### Brief
Write out each line exactly as given. Leave the pictures out of your copy.

### Data tied to figure images
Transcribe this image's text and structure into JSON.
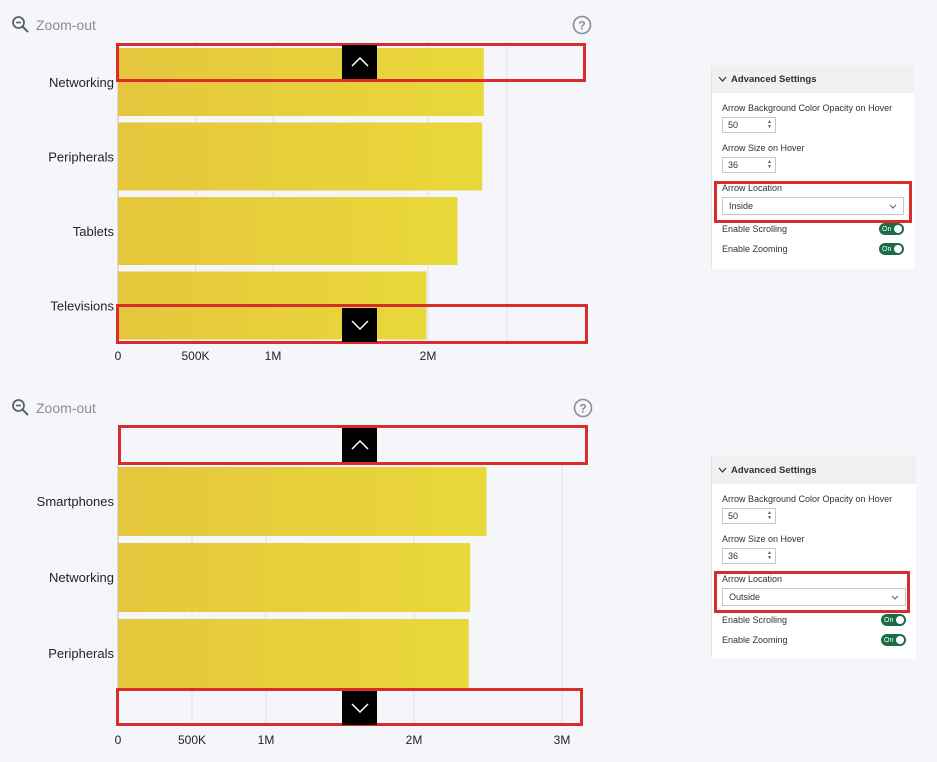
{
  "top": {
    "zoom_label": "Zoom-out",
    "panel": {
      "header": "Advanced Settings",
      "opacity_label": "Arrow Background Color Opacity on Hover",
      "opacity_value": "50",
      "size_label": "Arrow Size on Hover",
      "size_value": "36",
      "location_label": "Arrow Location",
      "location_value": "Inside",
      "scroll_label": "Enable Scrolling",
      "scroll_value": "On",
      "zoom_label": "Enable Zooming",
      "zoom_value": "On"
    }
  },
  "bottom": {
    "zoom_label": "Zoom-out",
    "panel": {
      "header": "Advanced Settings",
      "opacity_label": "Arrow Background Color Opacity on Hover",
      "opacity_value": "50",
      "size_label": "Arrow Size on Hover",
      "size_value": "36",
      "location_label": "Arrow Location",
      "location_value": "Outside",
      "scroll_label": "Enable Scrolling",
      "scroll_value": "On",
      "zoom_label": "Enable Zooming",
      "zoom_value": "On"
    }
  },
  "colors": {
    "bar": "#e6cf3a",
    "highlight": "#d92d2d",
    "toggle": "#1a6e46"
  },
  "chart_data": [
    {
      "type": "bar",
      "orientation": "horizontal",
      "categories": [
        "Networking",
        "Peripherals",
        "Tablets",
        "Televisions"
      ],
      "values": [
        2360000,
        2350000,
        2190000,
        1990000
      ],
      "x_ticks": [
        "0",
        "500K",
        "1M",
        "2M"
      ],
      "x_tick_values": [
        0,
        500000,
        1000000,
        2000000
      ],
      "xlim": [
        0,
        3000000
      ]
    },
    {
      "type": "bar",
      "orientation": "horizontal",
      "categories": [
        "Smartphones",
        "Networking",
        "Peripherals"
      ],
      "values": [
        2490000,
        2380000,
        2370000
      ],
      "x_ticks": [
        "0",
        "500K",
        "1M",
        "2M",
        "3M"
      ],
      "x_tick_values": [
        0,
        500000,
        1000000,
        2000000,
        3000000
      ],
      "xlim": [
        0,
        3000000
      ]
    }
  ]
}
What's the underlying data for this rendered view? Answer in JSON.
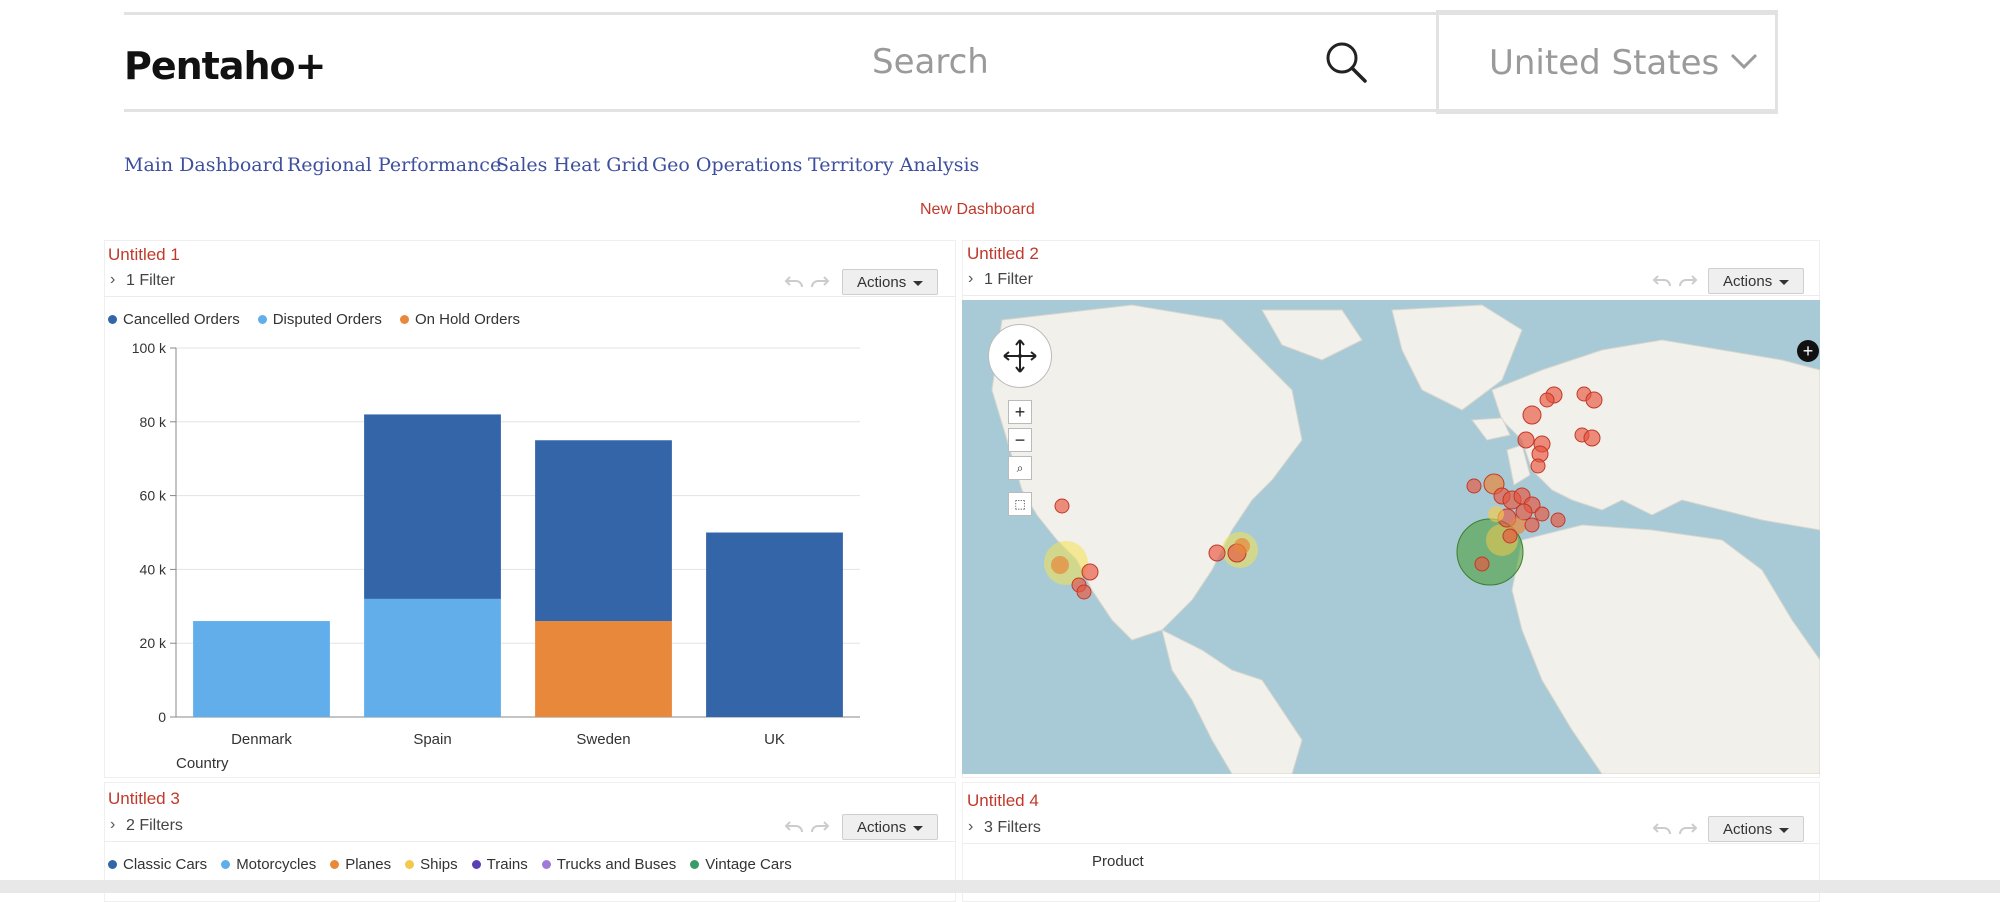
{
  "header": {
    "logo": "Pentaho+",
    "search_placeholder": "Search",
    "country_selected": "United States"
  },
  "nav": {
    "links": [
      "Main Dashboard",
      "Regional Performance",
      "Sales Heat Grid",
      "Geo Operations",
      "Territory Analysis"
    ],
    "new_dashboard": "New Dashboard"
  },
  "panels": [
    {
      "title": "Untitled 1",
      "filters": "1 Filter",
      "actions": "Actions"
    },
    {
      "title": "Untitled 2",
      "filters": "1 Filter",
      "actions": "Actions"
    },
    {
      "title": "Untitled 3",
      "filters": "2 Filters",
      "actions": "Actions"
    },
    {
      "title": "Untitled 4",
      "filters": "3 Filters",
      "actions": "Actions"
    }
  ],
  "panel3_legend": [
    {
      "label": "Classic Cars",
      "color": "#3465a9"
    },
    {
      "label": "Motorcycles",
      "color": "#5faee8"
    },
    {
      "label": "Planes",
      "color": "#e8883a"
    },
    {
      "label": "Ships",
      "color": "#f2c94c"
    },
    {
      "label": "Trains",
      "color": "#5b3fb5"
    },
    {
      "label": "Trucks and Buses",
      "color": "#a07ad6"
    },
    {
      "label": "Vintage Cars",
      "color": "#3a9a6a"
    }
  ],
  "panel4_axis_label": "Product",
  "chart_data": {
    "type": "bar",
    "stacked": true,
    "categories": [
      "Denmark",
      "Spain",
      "Sweden",
      "UK"
    ],
    "series": [
      {
        "name": "Cancelled Orders",
        "color": "#3465a9",
        "values": [
          0,
          50000,
          49000,
          50000
        ]
      },
      {
        "name": "Disputed Orders",
        "color": "#62aeea",
        "values": [
          26000,
          32000,
          0,
          0
        ]
      },
      {
        "name": "On Hold Orders",
        "color": "#e8883a",
        "values": [
          0,
          0,
          26000,
          0
        ]
      }
    ],
    "ylim": [
      0,
      100000
    ],
    "yticks": [
      "0",
      "20 k",
      "40 k",
      "60 k",
      "80 k",
      "100 k"
    ],
    "xlabel": "Country",
    "ylabel": "",
    "grid": true,
    "legend": "top-left"
  }
}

### Full solution
Transcribe this image's text and structure into JSON.
{
  "top": {
    "zoom_label": "Zoom-out",
    "panel": {
      "header": "Advanced Settings",
      "opacity_label": "Arrow Background Color Opacity on Hover",
      "opacity_value": "50",
      "size_label": "Arrow Size on Hover",
      "size_value": "36",
      "location_label": "Arrow Location",
      "location_value": "Inside",
      "scroll_label": "Enable Scrolling",
      "scroll_value": "On",
      "zoom_label": "Enable Zooming",
      "zoom_value": "On"
    }
  },
  "bottom": {
    "zoom_label": "Zoom-out",
    "panel": {
      "header": "Advanced Settings",
      "opacity_label": "Arrow Background Color Opacity on Hover",
      "opacity_value": "50",
      "size_label": "Arrow Size on Hover",
      "size_value": "36",
      "location_label": "Arrow Location",
      "location_value": "Outside",
      "scroll_label": "Enable Scrolling",
      "scroll_value": "On",
      "zoom_label": "Enable Zooming",
      "zoom_value": "On"
    }
  },
  "colors": {
    "bar": "#e6cf3a",
    "highlight": "#d92d2d",
    "toggle": "#1a6e46"
  },
  "chart_data": [
    {
      "type": "bar",
      "orientation": "horizontal",
      "categories": [
        "Networking",
        "Peripherals",
        "Tablets",
        "Televisions"
      ],
      "values": [
        2360000,
        2350000,
        2190000,
        1990000
      ],
      "x_ticks": [
        "0",
        "500K",
        "1M",
        "2M"
      ],
      "x_tick_values": [
        0,
        500000,
        1000000,
        2000000
      ],
      "xlim": [
        0,
        3000000
      ]
    },
    {
      "type": "bar",
      "orientation": "horizontal",
      "categories": [
        "Smartphones",
        "Networking",
        "Peripherals"
      ],
      "values": [
        2490000,
        2380000,
        2370000
      ],
      "x_ticks": [
        "0",
        "500K",
        "1M",
        "2M",
        "3M"
      ],
      "x_tick_values": [
        0,
        500000,
        1000000,
        2000000,
        3000000
      ],
      "xlim": [
        0,
        3000000
      ]
    }
  ]
}
What's the underlying data for this rendered view? Answer in JSON.
{
  "header": {
    "logo": "Pentaho+",
    "search_placeholder": "Search",
    "country_selected": "United States"
  },
  "nav": {
    "links": [
      "Main Dashboard",
      "Regional Performance",
      "Sales Heat Grid",
      "Geo Operations",
      "Territory Analysis"
    ],
    "new_dashboard": "New Dashboard"
  },
  "panels": [
    {
      "title": "Untitled 1",
      "filters": "1 Filter",
      "actions": "Actions"
    },
    {
      "title": "Untitled 2",
      "filters": "1 Filter",
      "actions": "Actions"
    },
    {
      "title": "Untitled 3",
      "filters": "2 Filters",
      "actions": "Actions"
    },
    {
      "title": "Untitled 4",
      "filters": "3 Filters",
      "actions": "Actions"
    }
  ],
  "panel3_legend": [
    {
      "label": "Classic Cars",
      "color": "#3465a9"
    },
    {
      "label": "Motorcycles",
      "color": "#5faee8"
    },
    {
      "label": "Planes",
      "color": "#e8883a"
    },
    {
      "label": "Ships",
      "color": "#f2c94c"
    },
    {
      "label": "Trains",
      "color": "#5b3fb5"
    },
    {
      "label": "Trucks and Buses",
      "color": "#a07ad6"
    },
    {
      "label": "Vintage Cars",
      "color": "#3a9a6a"
    }
  ],
  "panel4_axis_label": "Product",
  "chart_data": {
    "type": "bar",
    "stacked": true,
    "categories": [
      "Denmark",
      "Spain",
      "Sweden",
      "UK"
    ],
    "series": [
      {
        "name": "Cancelled Orders",
        "color": "#3465a9",
        "values": [
          0,
          50000,
          49000,
          50000
        ]
      },
      {
        "name": "Disputed Orders",
        "color": "#62aeea",
        "values": [
          26000,
          32000,
          0,
          0
        ]
      },
      {
        "name": "On Hold Orders",
        "color": "#e8883a",
        "values": [
          0,
          0,
          26000,
          0
        ]
      }
    ],
    "ylim": [
      0,
      100000
    ],
    "yticks": [
      "0",
      "20 k",
      "40 k",
      "60 k",
      "80 k",
      "100 k"
    ],
    "xlabel": "Country",
    "ylabel": "",
    "grid": true,
    "legend": "top-left"
  }
}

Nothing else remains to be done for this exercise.